* [Task details]: Copy each line in which the string "color" occurs.

* [Supplied material]:

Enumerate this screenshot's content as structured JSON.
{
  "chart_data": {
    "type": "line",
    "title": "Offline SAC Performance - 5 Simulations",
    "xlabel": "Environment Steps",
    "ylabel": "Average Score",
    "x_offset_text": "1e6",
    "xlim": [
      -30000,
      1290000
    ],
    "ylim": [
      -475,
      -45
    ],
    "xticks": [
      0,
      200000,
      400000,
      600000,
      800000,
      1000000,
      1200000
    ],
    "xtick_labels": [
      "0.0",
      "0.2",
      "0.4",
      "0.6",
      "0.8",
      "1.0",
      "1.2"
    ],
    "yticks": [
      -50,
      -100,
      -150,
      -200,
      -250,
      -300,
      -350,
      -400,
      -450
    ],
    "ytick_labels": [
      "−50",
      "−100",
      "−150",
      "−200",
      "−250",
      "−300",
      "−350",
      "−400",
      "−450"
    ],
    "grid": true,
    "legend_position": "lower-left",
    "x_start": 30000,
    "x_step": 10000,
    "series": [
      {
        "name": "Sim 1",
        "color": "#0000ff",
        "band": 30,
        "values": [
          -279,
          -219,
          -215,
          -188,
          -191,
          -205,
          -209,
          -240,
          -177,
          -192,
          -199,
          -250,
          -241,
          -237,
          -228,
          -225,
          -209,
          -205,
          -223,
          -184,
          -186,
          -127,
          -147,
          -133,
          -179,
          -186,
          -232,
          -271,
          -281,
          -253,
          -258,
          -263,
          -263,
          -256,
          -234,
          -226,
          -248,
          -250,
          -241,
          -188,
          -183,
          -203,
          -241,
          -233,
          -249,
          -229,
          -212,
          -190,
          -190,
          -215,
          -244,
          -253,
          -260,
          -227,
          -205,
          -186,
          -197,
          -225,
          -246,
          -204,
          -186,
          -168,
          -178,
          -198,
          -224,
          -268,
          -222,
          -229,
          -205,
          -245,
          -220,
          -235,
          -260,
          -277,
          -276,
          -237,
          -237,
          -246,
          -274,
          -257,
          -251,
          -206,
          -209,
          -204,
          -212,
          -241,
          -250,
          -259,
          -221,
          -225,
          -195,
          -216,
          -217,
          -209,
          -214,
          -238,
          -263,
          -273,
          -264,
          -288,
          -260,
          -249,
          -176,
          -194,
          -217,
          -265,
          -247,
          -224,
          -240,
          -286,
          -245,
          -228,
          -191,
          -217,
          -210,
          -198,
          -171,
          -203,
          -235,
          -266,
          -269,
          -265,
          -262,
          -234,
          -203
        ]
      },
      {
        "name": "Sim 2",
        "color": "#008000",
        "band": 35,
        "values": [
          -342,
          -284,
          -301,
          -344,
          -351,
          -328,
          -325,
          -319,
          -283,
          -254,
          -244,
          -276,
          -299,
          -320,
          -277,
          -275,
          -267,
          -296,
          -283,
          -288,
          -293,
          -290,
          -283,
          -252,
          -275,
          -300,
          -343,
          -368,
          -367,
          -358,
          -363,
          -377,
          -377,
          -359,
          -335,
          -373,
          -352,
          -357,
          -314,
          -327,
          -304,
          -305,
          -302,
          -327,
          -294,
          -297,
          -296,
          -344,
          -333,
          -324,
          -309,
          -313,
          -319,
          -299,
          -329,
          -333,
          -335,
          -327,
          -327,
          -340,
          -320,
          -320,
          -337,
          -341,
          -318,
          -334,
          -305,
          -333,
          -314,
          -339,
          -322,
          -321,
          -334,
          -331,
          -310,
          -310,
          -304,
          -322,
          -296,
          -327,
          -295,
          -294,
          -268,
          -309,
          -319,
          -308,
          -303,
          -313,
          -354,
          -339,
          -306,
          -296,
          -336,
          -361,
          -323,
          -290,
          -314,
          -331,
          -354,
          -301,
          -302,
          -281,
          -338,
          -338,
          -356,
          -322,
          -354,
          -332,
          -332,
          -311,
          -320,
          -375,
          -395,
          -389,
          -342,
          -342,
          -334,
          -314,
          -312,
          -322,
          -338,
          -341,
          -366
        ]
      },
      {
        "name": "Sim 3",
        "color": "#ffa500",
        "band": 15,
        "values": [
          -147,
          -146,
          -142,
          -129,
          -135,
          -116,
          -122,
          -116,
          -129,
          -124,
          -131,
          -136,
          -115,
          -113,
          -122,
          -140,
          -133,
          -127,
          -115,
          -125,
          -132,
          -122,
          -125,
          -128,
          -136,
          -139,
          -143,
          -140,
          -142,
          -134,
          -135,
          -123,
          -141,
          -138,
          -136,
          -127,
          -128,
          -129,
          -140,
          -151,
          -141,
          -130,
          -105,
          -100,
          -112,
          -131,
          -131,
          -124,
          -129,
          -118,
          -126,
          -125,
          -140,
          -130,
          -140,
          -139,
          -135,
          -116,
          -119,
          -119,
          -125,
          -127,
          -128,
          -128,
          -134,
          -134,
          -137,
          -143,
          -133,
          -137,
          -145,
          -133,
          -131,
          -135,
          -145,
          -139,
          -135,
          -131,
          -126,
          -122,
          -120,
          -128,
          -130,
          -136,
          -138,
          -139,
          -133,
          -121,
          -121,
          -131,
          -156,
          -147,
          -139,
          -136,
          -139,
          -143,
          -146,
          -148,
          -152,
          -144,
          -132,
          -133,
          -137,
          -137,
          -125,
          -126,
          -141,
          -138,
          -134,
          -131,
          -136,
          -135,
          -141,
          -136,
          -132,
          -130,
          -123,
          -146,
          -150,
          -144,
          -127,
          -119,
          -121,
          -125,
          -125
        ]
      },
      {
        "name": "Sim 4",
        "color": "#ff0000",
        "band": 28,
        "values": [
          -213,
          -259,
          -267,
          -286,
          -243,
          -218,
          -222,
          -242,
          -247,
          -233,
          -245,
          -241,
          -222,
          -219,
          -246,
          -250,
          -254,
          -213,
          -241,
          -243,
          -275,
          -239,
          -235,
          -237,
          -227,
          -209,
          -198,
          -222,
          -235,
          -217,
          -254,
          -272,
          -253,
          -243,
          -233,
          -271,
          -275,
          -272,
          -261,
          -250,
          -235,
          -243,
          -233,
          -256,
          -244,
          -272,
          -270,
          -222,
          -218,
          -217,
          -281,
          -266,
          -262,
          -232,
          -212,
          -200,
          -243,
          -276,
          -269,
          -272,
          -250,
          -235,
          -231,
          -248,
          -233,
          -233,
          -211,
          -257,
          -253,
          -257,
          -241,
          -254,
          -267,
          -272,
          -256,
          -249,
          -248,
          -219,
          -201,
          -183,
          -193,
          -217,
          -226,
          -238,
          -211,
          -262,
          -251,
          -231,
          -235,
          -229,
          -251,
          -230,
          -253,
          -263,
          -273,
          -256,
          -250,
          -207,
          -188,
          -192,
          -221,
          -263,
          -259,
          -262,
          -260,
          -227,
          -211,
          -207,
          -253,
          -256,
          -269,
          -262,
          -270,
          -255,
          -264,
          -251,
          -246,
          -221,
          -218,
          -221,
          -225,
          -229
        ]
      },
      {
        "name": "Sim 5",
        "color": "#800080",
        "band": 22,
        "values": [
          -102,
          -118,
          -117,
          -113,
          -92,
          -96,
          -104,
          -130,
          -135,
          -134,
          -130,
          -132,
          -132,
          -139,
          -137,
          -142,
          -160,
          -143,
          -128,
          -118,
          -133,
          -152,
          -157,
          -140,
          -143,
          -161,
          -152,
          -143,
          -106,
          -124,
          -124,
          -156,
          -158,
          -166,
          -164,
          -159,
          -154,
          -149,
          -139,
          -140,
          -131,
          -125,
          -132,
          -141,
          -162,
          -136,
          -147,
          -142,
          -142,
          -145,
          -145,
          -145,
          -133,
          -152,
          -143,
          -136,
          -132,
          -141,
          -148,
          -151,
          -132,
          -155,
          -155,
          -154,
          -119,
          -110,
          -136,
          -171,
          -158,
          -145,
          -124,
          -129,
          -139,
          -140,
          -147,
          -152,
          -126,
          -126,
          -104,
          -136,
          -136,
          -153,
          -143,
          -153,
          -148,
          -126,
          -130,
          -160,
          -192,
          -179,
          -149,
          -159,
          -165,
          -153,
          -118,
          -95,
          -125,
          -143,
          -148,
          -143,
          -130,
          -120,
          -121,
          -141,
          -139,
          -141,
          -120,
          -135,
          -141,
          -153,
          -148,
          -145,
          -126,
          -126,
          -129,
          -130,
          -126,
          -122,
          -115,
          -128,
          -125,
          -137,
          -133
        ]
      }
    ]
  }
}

* [Right answer]:
        "color": "#0000ff",
        "color": "#008000",
        "color": "#ffa500",
        "color": "#ff0000",
        "color": "#800080",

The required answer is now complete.